PASSAGE.
□ □ □ □ □ □ □
With the development of adversarial samples, some face-matching commercial APIs periodically update their face-matching algorithms so as to resist the attacks of adversarial attacks. It will be more relevant if the designed privacy protection scheme can resist face-matching commercial APIs. Therefore, adversarial experiments were conducted on domestic face-matching commercial APIs.
Table 2 shows the average confidence of the matching results between the faces generated by different schemes and the original face on three domestic commercially available APIs, where a smaller average confidence indicates a lower similarity of the faces, namely, a better privacy protection effect. It is important to note that the matching thresholds for each API are not consistent. As can be seen from Table 2, GAP obtains the highest confidence level and is the least effective in resisting face-matching APIs. That is because it generates partial perturbation in non-face regions as well, but the advanced face-matching APIs only keep face regions for recognition. PGD and FGSM also reduce the face matching confidence, but the effect is not significant. The identity matching confidence of the adversarial face generated by our scheme against the original face reaches the lowest level among all schemes, so the proposed scheme has better privacy protection than the benchmark schemes.

3.5. Efficiency Evaluation

Table 3 shows the average time required to generate an adversarial face and the parameters of the model used for the proposed scheme and the benchmark scheme. Both PGD and FGSM are based on an iterative optimization method to generate the adversarial perturbation, and thus take more time compared to GAP, but they do not require model parameters. The proposed scheme needs to consider both face beautification and privacy and thus is more complex in terms of model structure than GAP. Therefore, our scheme has more parameters than GAP. Since the depth model can process the data in parallel with the help of GPU, the difference in time efficiency between the scheme of this paper and GAP is not significant.

3.6. Ablation Study

In this part, we conduct ablation experiments to analyze the individual contributions of the three loss components: adversarial beautification loss, adversarial identity loss, and reconstruction loss. Figure 9 shows the results when excluding one of these losses. Upon removing adversarial beautification loss (‘w/o adv’), the generated image was observed to be slightly blurry, which highlights the significant role played by the adversarial beautification loss in enhancing the visual quality. Similarly, when adversarial identity loss (‘w/o id’) was excluded, the generator solely outputs the beautified face, which maintains the original identity. Lastly, removing reconstruction loss (‘w/o rec’) helps protect the identity, but it resulted in a significant loss of details, thereby reducing the visual fidelity of the protected image.
□ □ □ □ □ □ □
SUPPLIED RECORDS.

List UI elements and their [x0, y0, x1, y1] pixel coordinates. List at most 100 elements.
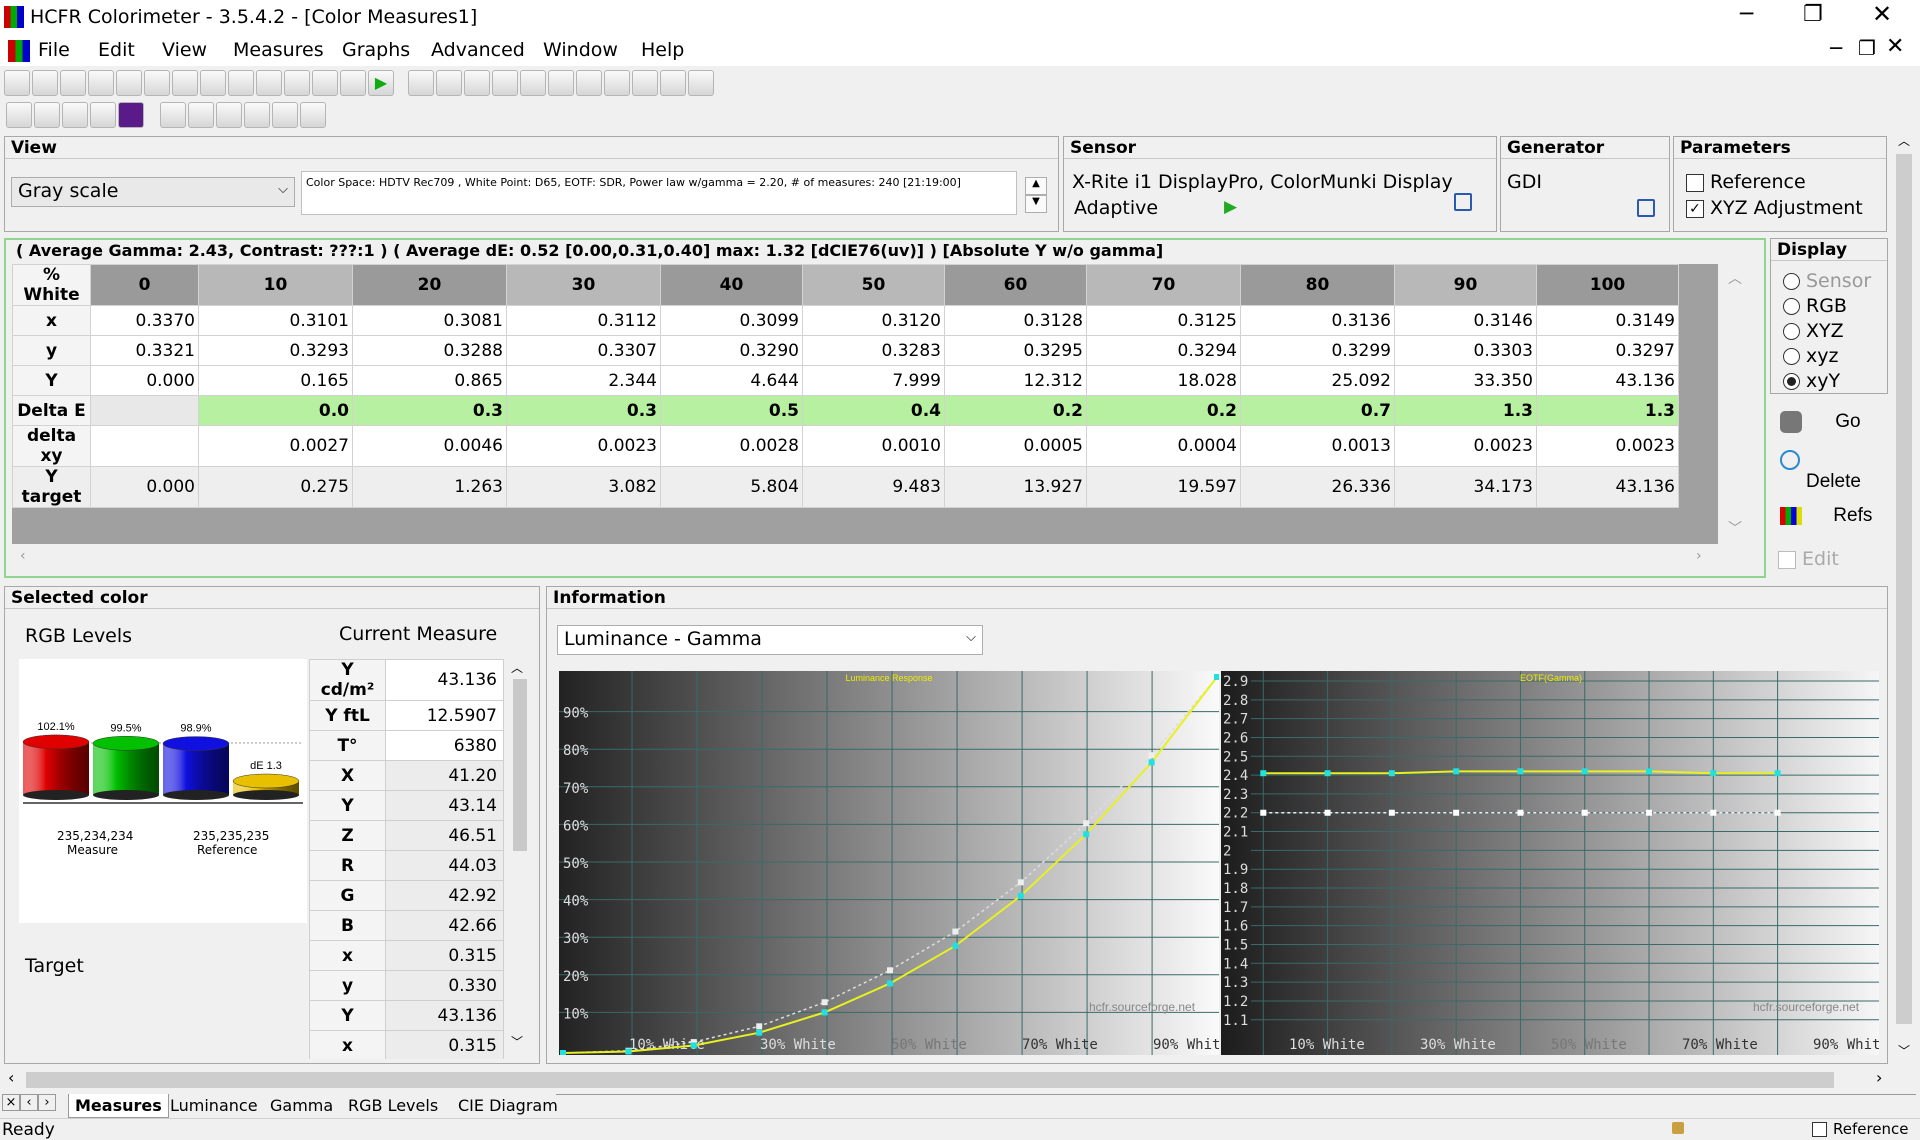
table-cell[interactable]: 0.5 [660, 395, 803, 426]
table-cell[interactable] [90, 425, 199, 467]
camera-icon[interactable] [340, 70, 366, 96]
column-header[interactable]: 40 [660, 264, 803, 306]
graph7-icon[interactable] [576, 70, 602, 96]
menu-edit[interactable]: Edit [98, 39, 135, 61]
tab-prev-icon[interactable]: ‹ [20, 1094, 38, 1111]
table-cell[interactable]: 0.3 [352, 395, 507, 426]
status-reference-checkbox[interactable]: Reference [1812, 1120, 1909, 1138]
menu-graphs[interactable]: Graphs [342, 39, 410, 61]
table-cell[interactable]: 25.092 [1240, 365, 1395, 396]
help-icon[interactable] [200, 70, 226, 96]
tab-gamma[interactable]: Gamma [264, 1094, 339, 1118]
open-icon[interactable] [32, 70, 58, 96]
hscroll-left-icon[interactable]: ‹ [20, 548, 26, 564]
reference-checkbox[interactable]: Reference [1686, 171, 1806, 193]
main-vscroll-down-icon[interactable]: ﹀ [1898, 1042, 1910, 1059]
column-header[interactable]: 70 [1086, 264, 1241, 306]
table-cell[interactable]: 0.3297 [1536, 335, 1679, 366]
sat-blue-icon[interactable] [216, 102, 242, 128]
mdi-minimize-icon[interactable]: ─ [1830, 36, 1842, 60]
table-cell[interactable]: 0.3128 [944, 305, 1087, 336]
table-cell[interactable]: 0.3 [506, 395, 661, 426]
table-cell[interactable]: 3.082 [506, 466, 661, 508]
calibrate-icon[interactable] [228, 70, 254, 96]
column-header[interactable]: 100 [1536, 264, 1679, 306]
column-header[interactable]: 90 [1394, 264, 1537, 306]
sat-yellow-icon[interactable] [244, 102, 270, 128]
table-cell[interactable]: 0.0028 [660, 425, 803, 467]
table-cell[interactable]: 0.3081 [352, 305, 507, 336]
table-cell[interactable]: 0.3290 [660, 335, 803, 366]
table-cell[interactable]: 1.3 [1394, 395, 1537, 426]
cut-icon[interactable] [88, 70, 114, 96]
edit-check-box[interactable] [1778, 550, 1796, 569]
main-hscroll-thumb[interactable] [26, 1072, 1834, 1088]
table-cell[interactable]: 0.3299 [1240, 335, 1395, 366]
table-cell[interactable]: 0.165 [198, 365, 353, 396]
radio-icon[interactable] [1783, 373, 1800, 390]
play-icon[interactable]: ▶ [368, 70, 394, 96]
column-header[interactable]: 80 [1240, 264, 1395, 306]
table-cell[interactable]: 0.7 [1240, 395, 1395, 426]
menu-window[interactable]: Window [543, 39, 618, 61]
radio-icon[interactable] [1783, 298, 1800, 315]
vscroll-up-icon[interactable]: ︿ [1728, 268, 1742, 288]
menu-help[interactable]: Help [641, 39, 684, 61]
delete-button[interactable]: Delete [1772, 449, 1886, 492]
tab-first-icon[interactable]: × [2, 1094, 20, 1111]
measure-green-icon[interactable] [90, 102, 116, 128]
table-cell[interactable]: 4.644 [660, 365, 803, 396]
radio-icon[interactable] [1783, 323, 1800, 340]
xyz-adjust-check-box[interactable]: ✓ [1686, 199, 1704, 218]
table-cell[interactable]: 0.0023 [1536, 425, 1679, 467]
table-cell[interactable]: 0.0027 [198, 425, 353, 467]
go-button[interactable]: Go [1772, 402, 1886, 442]
table-cell[interactable]: 0.3146 [1394, 305, 1537, 336]
table-cell[interactable]: 19.597 [1086, 466, 1241, 508]
table-cell[interactable]: 5.804 [660, 466, 803, 508]
radio-icon[interactable] [1783, 273, 1800, 290]
table-cell[interactable]: 1.3 [1536, 395, 1679, 426]
save-icon[interactable] [60, 70, 86, 96]
main-hscroll-left-icon[interactable]: ‹ [8, 1068, 14, 1087]
table-cell[interactable]: 0.3294 [1086, 335, 1241, 366]
menu-advanced[interactable]: Advanced [431, 39, 525, 61]
graph6-icon[interactable] [548, 70, 574, 96]
sat-cyan-icon[interactable] [272, 102, 298, 128]
new-icon[interactable] [4, 70, 30, 96]
sat-magenta-icon[interactable] [300, 102, 326, 128]
saturation-icon[interactable] [312, 70, 338, 96]
spin-up-icon[interactable]: ▲ [1025, 177, 1047, 195]
column-header[interactable]: 10 [198, 264, 353, 306]
copy-icon[interactable] [116, 70, 142, 96]
graph8-icon[interactable] [604, 70, 630, 96]
table-cell[interactable]: 0.3120 [802, 305, 945, 336]
mdi-restore-icon[interactable]: ❐ [1858, 36, 1876, 60]
table-cell[interactable]: 33.350 [1394, 365, 1537, 396]
graph4-icon[interactable] [492, 70, 518, 96]
reference-check-box[interactable] [1686, 173, 1704, 192]
restore-icon[interactable]: ❐ [1803, 2, 1823, 27]
measure-gray-icon[interactable] [6, 102, 32, 128]
sat-green-icon[interactable] [188, 102, 214, 128]
measure-near-black-icon[interactable] [34, 102, 60, 128]
column-header[interactable]: 60 [944, 264, 1087, 306]
table-cell[interactable]: 0.3303 [1394, 335, 1537, 366]
graph3-icon[interactable] [464, 70, 490, 96]
sat-red-icon[interactable] [160, 102, 186, 128]
xyz-adjust-checkbox[interactable]: ✓ XYZ Adjustment [1686, 197, 1863, 219]
column-header[interactable]: 0 [90, 264, 199, 306]
table-cell[interactable]: 0.0023 [1394, 425, 1537, 467]
tab-cie-diagram[interactable]: CIE Diagram [452, 1094, 564, 1118]
table-cell[interactable]: 34.173 [1394, 466, 1537, 508]
table-cell[interactable]: 2.344 [506, 365, 661, 396]
main-vscroll-thumb[interactable] [1896, 154, 1912, 1024]
table-cell[interactable]: 0.4 [802, 395, 945, 426]
mdi-close-icon[interactable]: ✕ [1886, 34, 1904, 59]
table-cell[interactable] [90, 395, 199, 426]
table-cell[interactable]: 0.0023 [506, 425, 661, 467]
paste-icon[interactable] [144, 70, 170, 96]
vscroll-down-icon[interactable]: ﹀ [1728, 518, 1742, 538]
table-cell[interactable]: 0.0004 [1086, 425, 1241, 467]
table-cell[interactable]: 9.483 [802, 466, 945, 508]
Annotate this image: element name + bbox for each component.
□ □ □ □ □ □ □
EXERCISE REQUIREMENTS.
1. In the passage on privacy protection against face-matching APIs, which scheme obtains the highest confidence level in Table 2?
2. Duplicate the listing's lines verbatim, starting at the line that contains "table-cell[interactable]: 0.5 [660, 395, 803, 426]" and ending at the line that contains "table-cell[interactable]: 25.092 [1240, 365, 1395, 396]", both included.
The listing is unrelated to the passage.

LIST OF SOLUTIONS.
1. GAP

2.
table-cell[interactable]: 0.5 [660, 395, 803, 426]
table-cell[interactable] [90, 425, 199, 467]
camera-icon[interactable] [340, 70, 366, 96]
column-header[interactable]: 40 [660, 264, 803, 306]
graph7-icon[interactable] [576, 70, 602, 96]
menu-edit[interactable]: Edit [98, 39, 135, 61]
tab-prev-icon[interactable]: ‹ [20, 1094, 38, 1111]
table-cell[interactable]: 0.3 [352, 395, 507, 426]
status-reference-checkbox[interactable]: Reference [1812, 1120, 1909, 1138]
menu-graphs[interactable]: Graphs [342, 39, 410, 61]
table-cell[interactable]: 25.092 [1240, 365, 1395, 396]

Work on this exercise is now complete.